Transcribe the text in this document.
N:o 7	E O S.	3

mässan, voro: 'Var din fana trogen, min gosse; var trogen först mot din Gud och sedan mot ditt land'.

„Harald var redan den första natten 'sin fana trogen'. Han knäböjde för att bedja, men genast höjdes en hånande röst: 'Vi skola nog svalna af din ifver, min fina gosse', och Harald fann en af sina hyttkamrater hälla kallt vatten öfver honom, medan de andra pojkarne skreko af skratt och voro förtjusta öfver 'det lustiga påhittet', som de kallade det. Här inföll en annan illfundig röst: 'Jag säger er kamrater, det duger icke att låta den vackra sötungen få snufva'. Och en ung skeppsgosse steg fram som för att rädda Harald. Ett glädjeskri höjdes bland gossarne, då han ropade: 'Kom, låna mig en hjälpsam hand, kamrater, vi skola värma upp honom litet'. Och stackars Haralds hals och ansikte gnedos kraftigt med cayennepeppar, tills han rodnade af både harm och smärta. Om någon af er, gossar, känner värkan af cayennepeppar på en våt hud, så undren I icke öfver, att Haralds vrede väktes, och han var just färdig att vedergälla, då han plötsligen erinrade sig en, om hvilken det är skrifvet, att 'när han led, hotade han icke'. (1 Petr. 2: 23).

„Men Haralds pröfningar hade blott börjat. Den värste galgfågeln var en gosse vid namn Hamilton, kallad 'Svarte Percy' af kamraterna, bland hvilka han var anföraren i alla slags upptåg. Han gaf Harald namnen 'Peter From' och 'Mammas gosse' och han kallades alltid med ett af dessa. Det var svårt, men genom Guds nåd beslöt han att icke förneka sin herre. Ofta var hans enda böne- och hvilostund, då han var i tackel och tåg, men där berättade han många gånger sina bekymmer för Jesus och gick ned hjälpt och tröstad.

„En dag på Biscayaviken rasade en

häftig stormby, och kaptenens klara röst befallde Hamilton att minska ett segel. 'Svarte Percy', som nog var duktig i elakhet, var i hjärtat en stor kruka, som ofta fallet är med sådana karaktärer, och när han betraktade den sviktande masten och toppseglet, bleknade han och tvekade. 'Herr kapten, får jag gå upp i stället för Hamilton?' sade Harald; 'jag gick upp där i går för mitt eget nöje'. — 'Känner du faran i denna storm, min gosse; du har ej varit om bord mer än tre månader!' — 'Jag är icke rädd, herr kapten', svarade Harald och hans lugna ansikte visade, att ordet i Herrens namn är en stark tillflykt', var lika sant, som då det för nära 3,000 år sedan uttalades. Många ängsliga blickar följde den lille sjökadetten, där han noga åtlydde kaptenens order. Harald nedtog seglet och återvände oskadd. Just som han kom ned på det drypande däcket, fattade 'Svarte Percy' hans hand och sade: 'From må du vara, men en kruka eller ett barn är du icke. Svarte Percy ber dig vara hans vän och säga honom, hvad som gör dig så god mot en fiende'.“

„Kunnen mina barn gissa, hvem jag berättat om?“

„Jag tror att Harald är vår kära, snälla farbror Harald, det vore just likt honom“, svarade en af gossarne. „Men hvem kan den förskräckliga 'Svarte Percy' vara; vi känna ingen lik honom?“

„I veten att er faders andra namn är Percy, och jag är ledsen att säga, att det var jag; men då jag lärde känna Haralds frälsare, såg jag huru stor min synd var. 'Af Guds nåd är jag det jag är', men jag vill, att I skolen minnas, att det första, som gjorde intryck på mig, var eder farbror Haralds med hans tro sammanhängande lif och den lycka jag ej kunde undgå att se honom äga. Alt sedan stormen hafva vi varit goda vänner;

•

==

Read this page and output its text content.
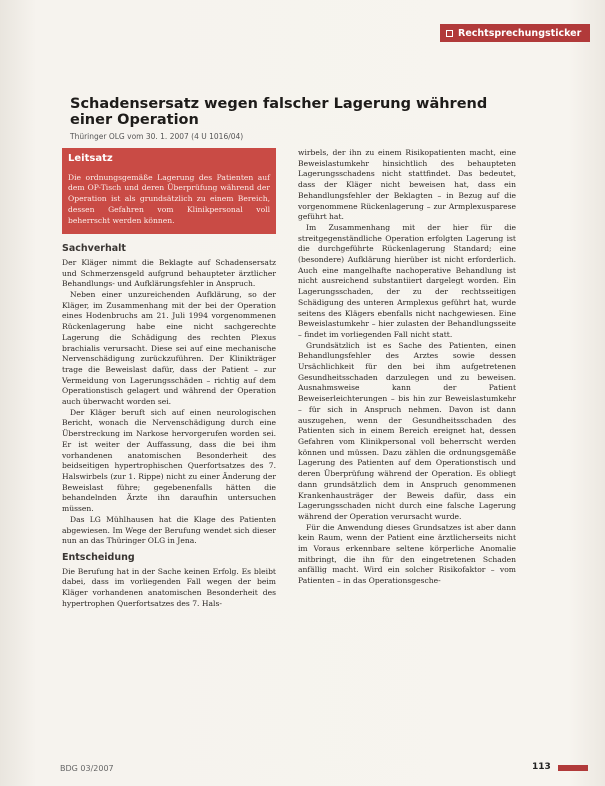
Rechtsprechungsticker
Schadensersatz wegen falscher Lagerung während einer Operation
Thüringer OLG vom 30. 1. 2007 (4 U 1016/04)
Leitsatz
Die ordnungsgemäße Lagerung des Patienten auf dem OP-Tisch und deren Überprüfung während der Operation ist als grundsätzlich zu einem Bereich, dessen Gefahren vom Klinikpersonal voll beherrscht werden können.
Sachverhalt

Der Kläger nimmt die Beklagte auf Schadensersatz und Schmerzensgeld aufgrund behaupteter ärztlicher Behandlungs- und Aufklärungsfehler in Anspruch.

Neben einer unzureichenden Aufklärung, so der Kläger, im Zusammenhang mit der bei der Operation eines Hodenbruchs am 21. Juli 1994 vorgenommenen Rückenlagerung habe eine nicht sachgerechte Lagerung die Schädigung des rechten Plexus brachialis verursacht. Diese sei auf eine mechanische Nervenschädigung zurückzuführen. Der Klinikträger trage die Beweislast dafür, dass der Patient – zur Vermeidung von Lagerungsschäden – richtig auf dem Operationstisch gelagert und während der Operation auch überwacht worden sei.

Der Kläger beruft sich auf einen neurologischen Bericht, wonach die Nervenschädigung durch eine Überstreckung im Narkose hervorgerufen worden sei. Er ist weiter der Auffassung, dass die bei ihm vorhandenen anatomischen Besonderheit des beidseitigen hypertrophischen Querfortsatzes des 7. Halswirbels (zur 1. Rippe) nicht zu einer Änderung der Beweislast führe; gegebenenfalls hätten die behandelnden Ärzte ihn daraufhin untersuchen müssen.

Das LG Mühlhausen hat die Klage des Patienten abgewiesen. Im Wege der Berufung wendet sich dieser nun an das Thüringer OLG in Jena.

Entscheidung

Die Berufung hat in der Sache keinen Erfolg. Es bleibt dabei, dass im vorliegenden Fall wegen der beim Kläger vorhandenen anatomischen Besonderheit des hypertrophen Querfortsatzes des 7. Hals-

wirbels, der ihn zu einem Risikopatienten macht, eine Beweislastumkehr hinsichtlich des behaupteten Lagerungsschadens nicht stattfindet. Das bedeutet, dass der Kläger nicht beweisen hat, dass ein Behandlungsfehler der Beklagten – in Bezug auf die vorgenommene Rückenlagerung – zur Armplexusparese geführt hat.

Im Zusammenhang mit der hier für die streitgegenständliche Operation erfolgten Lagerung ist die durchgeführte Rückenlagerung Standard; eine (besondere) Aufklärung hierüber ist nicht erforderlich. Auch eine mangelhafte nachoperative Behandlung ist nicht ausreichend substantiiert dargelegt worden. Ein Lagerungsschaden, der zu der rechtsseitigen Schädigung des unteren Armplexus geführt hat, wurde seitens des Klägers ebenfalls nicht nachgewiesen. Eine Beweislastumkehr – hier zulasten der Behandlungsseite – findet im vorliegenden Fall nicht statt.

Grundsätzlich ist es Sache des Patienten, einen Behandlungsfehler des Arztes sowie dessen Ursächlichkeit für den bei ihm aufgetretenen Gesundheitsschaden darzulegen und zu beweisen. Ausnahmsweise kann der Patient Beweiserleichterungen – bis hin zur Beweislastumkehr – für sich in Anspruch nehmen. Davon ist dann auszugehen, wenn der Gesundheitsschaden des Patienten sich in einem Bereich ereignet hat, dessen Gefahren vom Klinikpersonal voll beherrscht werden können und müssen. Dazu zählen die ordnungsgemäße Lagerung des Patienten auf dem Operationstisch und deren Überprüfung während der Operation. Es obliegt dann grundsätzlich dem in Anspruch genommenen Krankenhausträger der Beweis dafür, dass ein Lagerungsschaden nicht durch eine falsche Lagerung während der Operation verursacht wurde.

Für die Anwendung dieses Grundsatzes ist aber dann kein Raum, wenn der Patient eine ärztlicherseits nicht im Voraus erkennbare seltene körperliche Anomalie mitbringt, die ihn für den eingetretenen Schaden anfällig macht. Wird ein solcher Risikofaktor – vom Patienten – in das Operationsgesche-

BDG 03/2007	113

> _Task objective_
Which of the lines above contain "Berufung"? Return them all.

> _Answer to the exercise_
Das LG Mühlhausen hat die Klage des Patienten abgewiesen. Im Wege der Berufung wendet sich dieser nun an das Thüringer OLG in Jena.
Die Berufung hat in der Sache keinen Erfolg. Es bleibt dabei, dass im vorliegenden Fall wegen der beim Kläger vorhandenen anatomischen Besonderheit des hypertrophen Querfortsatzes des 7. Hals-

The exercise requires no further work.